## Start

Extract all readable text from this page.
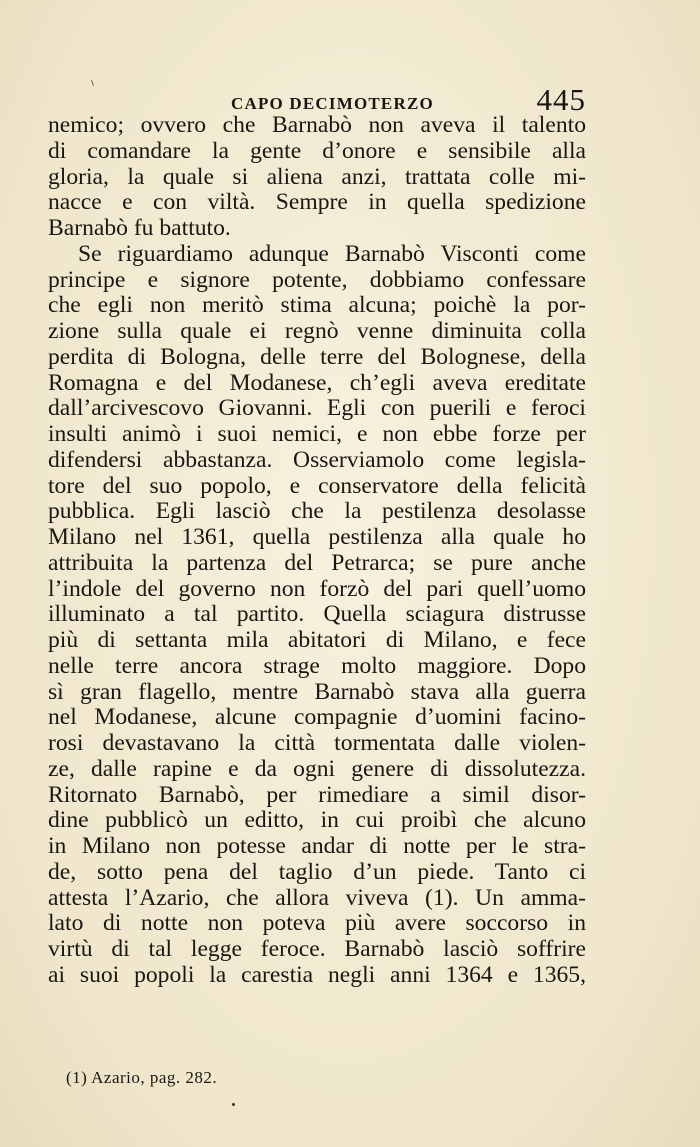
CAPO DECIMOTERZO	445
nemico; ovvero che Barnabò non aveva il talento
di comandare la gente d’onore e sensibile alla
gloria, la quale si aliena anzi, trattata colle mi-
nacce e con viltà. Sempre in quella spedizione
Barnabò fu battuto.
Se riguardiamo adunque Barnabò Visconti come
principe e signore potente, dobbiamo confessare
che egli non meritò stima alcuna; poichè la por-
zione sulla quale ei regnò venne diminuita colla
perdita di Bologna, delle terre del Bolognese, della
Romagna e del Modanese, ch’egli aveva ereditate
dall’arcivescovo Giovanni. Egli con puerili e feroci
insulti animò i suoi nemici, e non ebbe forze per
difendersi abbastanza. Osserviamolo come legisla-
tore del suo popolo, e conservatore della felicità
pubblica. Egli lasciò che la pestilenza desolasse
Milano nel 1361, quella pestilenza alla quale ho
attribuita la partenza del Petrarca; se pure anche
l’indole del governo non forzò del pari quell’uomo
illuminato a tal partito. Quella sciagura distrusse
più di settanta mila abitatori di Milano, e fece
nelle terre ancora strage molto maggiore. Dopo
sì gran flagello, mentre Barnabò stava alla guerra
nel Modanese, alcune compagnie d’uomini facino-
rosi devastavano la città tormentata dalle violen-
ze, dalle rapine e da ogni genere di dissolutezza.
Ritornato Barnabò, per rimediare a simil disor-
dine pubblicò un editto, in cui proibì che alcuno
in Milano non potesse andar di notte per le stra-
de, sotto pena del taglio d’un piede. Tanto ci
attesta l’Azario, che allora viveva (1). Un amma-
lato di notte non poteva più avere soccorso in
virtù di tal legge feroce. Barnabò lasciò soffrire
ai suoi popoli la carestia negli anni 1364 e 1365,
(1) Azario, pag. 282.
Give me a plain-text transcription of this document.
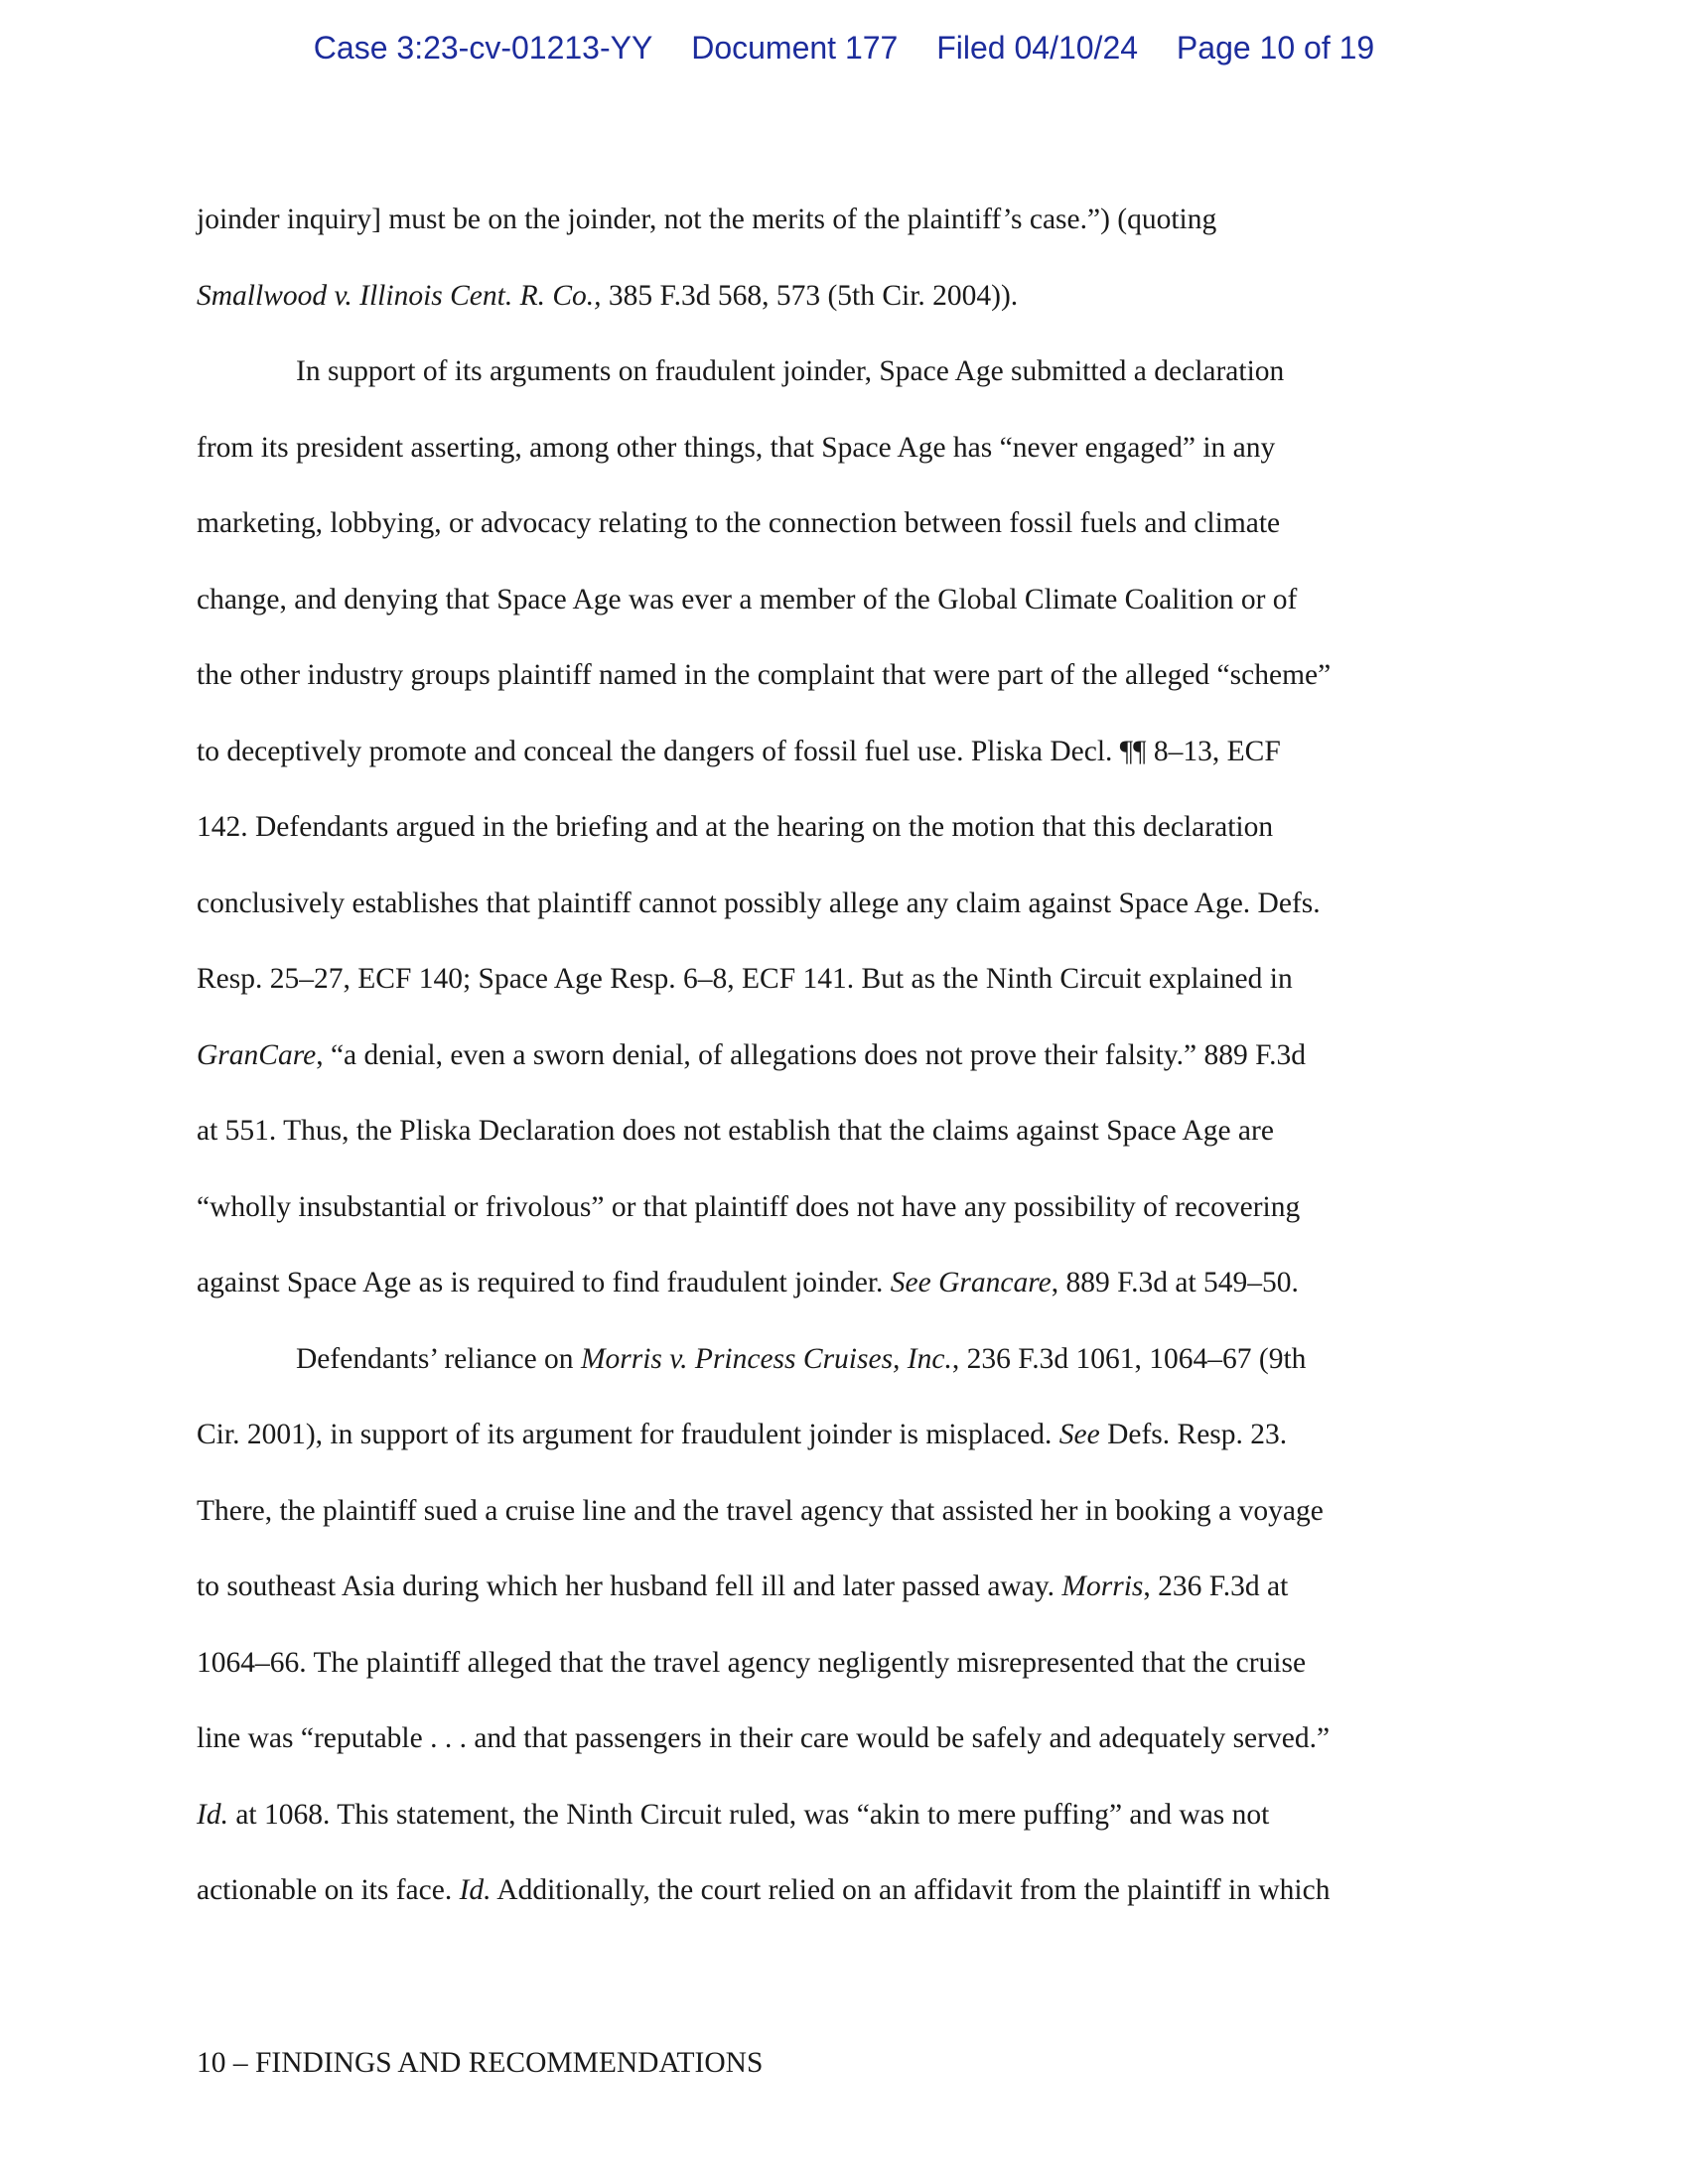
Case 3:23-cv-01213-YY Document 177 Filed 04/10/24 Page 10 of 19
joinder inquiry] must be on the joinder, not the merits of the plaintiff’s case.”) (quoting
Smallwood v. Illinois Cent. R. Co., 385 F.3d 568, 573 (5th Cir. 2004)).
In support of its arguments on fraudulent joinder, Space Age submitted a declaration
from its president asserting, among other things, that Space Age has “never engaged” in any
marketing, lobbying, or advocacy relating to the connection between fossil fuels and climate
change, and denying that Space Age was ever a member of the Global Climate Coalition or of
the other industry groups plaintiff named in the complaint that were part of the alleged “scheme”
to deceptively promote and conceal the dangers of fossil fuel use. Pliska Decl. ¶¶ 8–13, ECF
142. Defendants argued in the briefing and at the hearing on the motion that this declaration
conclusively establishes that plaintiff cannot possibly allege any claim against Space Age. Defs.
Resp. 25–27, ECF 140; Space Age Resp. 6–8, ECF 141. But as the Ninth Circuit explained in
GranCare, “a denial, even a sworn denial, of allegations does not prove their falsity.” 889 F.3d
at 551. Thus, the Pliska Declaration does not establish that the claims against Space Age are
“wholly insubstantial or frivolous” or that plaintiff does not have any possibility of recovering
against Space Age as is required to find fraudulent joinder. See Grancare, 889 F.3d at 549–50.
Defendants’ reliance on Morris v. Princess Cruises, Inc., 236 F.3d 1061, 1064–67 (9th
Cir. 2001), in support of its argument for fraudulent joinder is misplaced. See Defs. Resp. 23.
There, the plaintiff sued a cruise line and the travel agency that assisted her in booking a voyage
to southeast Asia during which her husband fell ill and later passed away. Morris, 236 F.3d at
1064–66. The plaintiff alleged that the travel agency negligently misrepresented that the cruise
line was “reputable . . . and that passengers in their care would be safely and adequately served.”
Id. at 1068. This statement, the Ninth Circuit ruled, was “akin to mere puffing” and was not
actionable on its face. Id. Additionally, the court relied on an affidavit from the plaintiff in which
10 – FINDINGS AND RECOMMENDATIONS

## End

Pictures stay out; repeat all the rest of the records exactly.

#### [Correct answer]
Extract all readable text from this page.
CAPO DECIMOTERZO	445
nemico; ovvero che Barnabò non aveva il talento
di comandare la gente d’onore e sensibile alla
gloria, la quale si aliena anzi, trattata colle mi-
nacce e con viltà. Sempre in quella spedizione
Barnabò fu battuto.
Se riguardiamo adunque Barnabò Visconti come
principe e signore potente, dobbiamo confessare
che egli non meritò stima alcuna; poichè la por-
zione sulla quale ei regnò venne diminuita colla
perdita di Bologna, delle terre del Bolognese, della
Romagna e del Modanese, ch’egli aveva ereditate
dall’arcivescovo Giovanni. Egli con puerili e feroci
insulti animò i suoi nemici, e non ebbe forze per
difendersi abbastanza. Osserviamolo come legisla-
tore del suo popolo, e conservatore della felicità
pubblica. Egli lasciò che la pestilenza desolasse
Milano nel 1361, quella pestilenza alla quale ho
attribuita la partenza del Petrarca; se pure anche
l’indole del governo non forzò del pari quell’uomo
illuminato a tal partito. Quella sciagura distrusse
più di settanta mila abitatori di Milano, e fece
nelle terre ancora strage molto maggiore. Dopo
sì gran flagello, mentre Barnabò stava alla guerra
nel Modanese, alcune compagnie d’uomini facino-
rosi devastavano la città tormentata dalle violen-
ze, dalle rapine e da ogni genere di dissolutezza.
Ritornato Barnabò, per rimediare a simil disor-
dine pubblicò un editto, in cui proibì che alcuno
in Milano non potesse andar di notte per le stra-
de, sotto pena del taglio d’un piede. Tanto ci
attesta l’Azario, che allora viveva (1). Un amma-
lato di notte non poteva più avere soccorso in
virtù di tal legge feroce. Barnabò lasciò soffrire
ai suoi popoli la carestia negli anni 1364 e 1365,
(1) Azario, pag. 282.
Give me a plain-text transcription of this document.
Case 3:23-cv-01213-YY Document 177 Filed 04/10/24 Page 10 of 19
joinder inquiry] must be on the joinder, not the merits of the plaintiff’s case.”) (quoting
Smallwood v. Illinois Cent. R. Co., 385 F.3d 568, 573 (5th Cir. 2004)).
In support of its arguments on fraudulent joinder, Space Age submitted a declaration
from its president asserting, among other things, that Space Age has “never engaged” in any
marketing, lobbying, or advocacy relating to the connection between fossil fuels and climate
change, and denying that Space Age was ever a member of the Global Climate Coalition or of
the other industry groups plaintiff named in the complaint that were part of the alleged “scheme”
to deceptively promote and conceal the dangers of fossil fuel use. Pliska Decl. ¶¶ 8–13, ECF
142. Defendants argued in the briefing and at the hearing on the motion that this declaration
conclusively establishes that plaintiff cannot possibly allege any claim against Space Age. Defs.
Resp. 25–27, ECF 140; Space Age Resp. 6–8, ECF 141. But as the Ninth Circuit explained in
GranCare, “a denial, even a sworn denial, of allegations does not prove their falsity.” 889 F.3d
at 551. Thus, the Pliska Declaration does not establish that the claims against Space Age are
“wholly insubstantial or frivolous” or that plaintiff does not have any possibility of recovering
against Space Age as is required to find fraudulent joinder. See Grancare, 889 F.3d at 549–50.
Defendants’ reliance on Morris v. Princess Cruises, Inc., 236 F.3d 1061, 1064–67 (9th
Cir. 2001), in support of its argument for fraudulent joinder is misplaced. See Defs. Resp. 23.
There, the plaintiff sued a cruise line and the travel agency that assisted her in booking a voyage
to southeast Asia during which her husband fell ill and later passed away. Morris, 236 F.3d at
1064–66. The plaintiff alleged that the travel agency negligently misrepresented that the cruise
line was “reputable . . . and that passengers in their care would be safely and adequately served.”
Id. at 1068. This statement, the Ninth Circuit ruled, was “akin to mere puffing” and was not
actionable on its face. Id. Additionally, the court relied on an affidavit from the plaintiff in which
10 – FINDINGS AND RECOMMENDATIONS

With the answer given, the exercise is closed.